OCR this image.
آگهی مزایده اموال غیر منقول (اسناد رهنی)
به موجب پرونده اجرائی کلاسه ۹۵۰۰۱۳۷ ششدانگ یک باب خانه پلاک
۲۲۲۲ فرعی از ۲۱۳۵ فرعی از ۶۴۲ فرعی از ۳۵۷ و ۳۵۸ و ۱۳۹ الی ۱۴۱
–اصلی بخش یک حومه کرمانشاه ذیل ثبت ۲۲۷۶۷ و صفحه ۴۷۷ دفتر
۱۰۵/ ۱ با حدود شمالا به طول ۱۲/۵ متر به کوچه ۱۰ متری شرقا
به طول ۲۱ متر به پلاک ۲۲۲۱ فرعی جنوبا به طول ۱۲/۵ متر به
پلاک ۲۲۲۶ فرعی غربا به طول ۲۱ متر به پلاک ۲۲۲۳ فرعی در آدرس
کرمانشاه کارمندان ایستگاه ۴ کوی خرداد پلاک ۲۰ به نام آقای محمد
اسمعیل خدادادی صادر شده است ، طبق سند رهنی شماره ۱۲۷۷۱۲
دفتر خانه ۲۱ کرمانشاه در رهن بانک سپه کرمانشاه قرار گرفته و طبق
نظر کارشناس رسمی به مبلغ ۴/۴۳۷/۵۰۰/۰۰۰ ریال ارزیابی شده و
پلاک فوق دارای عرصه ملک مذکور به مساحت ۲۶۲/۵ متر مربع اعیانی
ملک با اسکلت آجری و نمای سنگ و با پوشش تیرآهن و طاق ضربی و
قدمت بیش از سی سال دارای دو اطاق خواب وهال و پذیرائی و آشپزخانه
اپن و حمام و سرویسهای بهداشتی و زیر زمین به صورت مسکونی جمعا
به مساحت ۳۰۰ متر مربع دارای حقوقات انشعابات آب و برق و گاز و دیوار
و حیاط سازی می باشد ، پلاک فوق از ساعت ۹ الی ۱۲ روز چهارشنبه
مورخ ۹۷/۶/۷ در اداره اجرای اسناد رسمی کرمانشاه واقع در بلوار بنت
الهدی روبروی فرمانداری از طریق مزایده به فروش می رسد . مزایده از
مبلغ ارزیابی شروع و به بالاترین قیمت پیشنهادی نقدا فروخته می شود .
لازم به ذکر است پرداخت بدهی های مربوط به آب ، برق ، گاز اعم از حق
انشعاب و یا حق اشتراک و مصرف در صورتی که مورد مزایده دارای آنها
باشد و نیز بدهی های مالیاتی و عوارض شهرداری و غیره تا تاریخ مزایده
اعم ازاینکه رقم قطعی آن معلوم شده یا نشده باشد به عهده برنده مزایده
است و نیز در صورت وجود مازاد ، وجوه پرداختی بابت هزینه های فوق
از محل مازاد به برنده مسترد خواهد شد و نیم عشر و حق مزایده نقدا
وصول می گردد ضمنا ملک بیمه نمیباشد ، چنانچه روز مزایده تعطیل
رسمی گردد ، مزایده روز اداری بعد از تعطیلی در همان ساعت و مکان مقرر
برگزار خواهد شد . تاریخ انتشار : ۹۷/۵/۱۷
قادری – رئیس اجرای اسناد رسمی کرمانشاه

AIM
Find every line in the listing that holds the string "رهنی", then say how many there are as a bare number.

TASK SOLUTION
2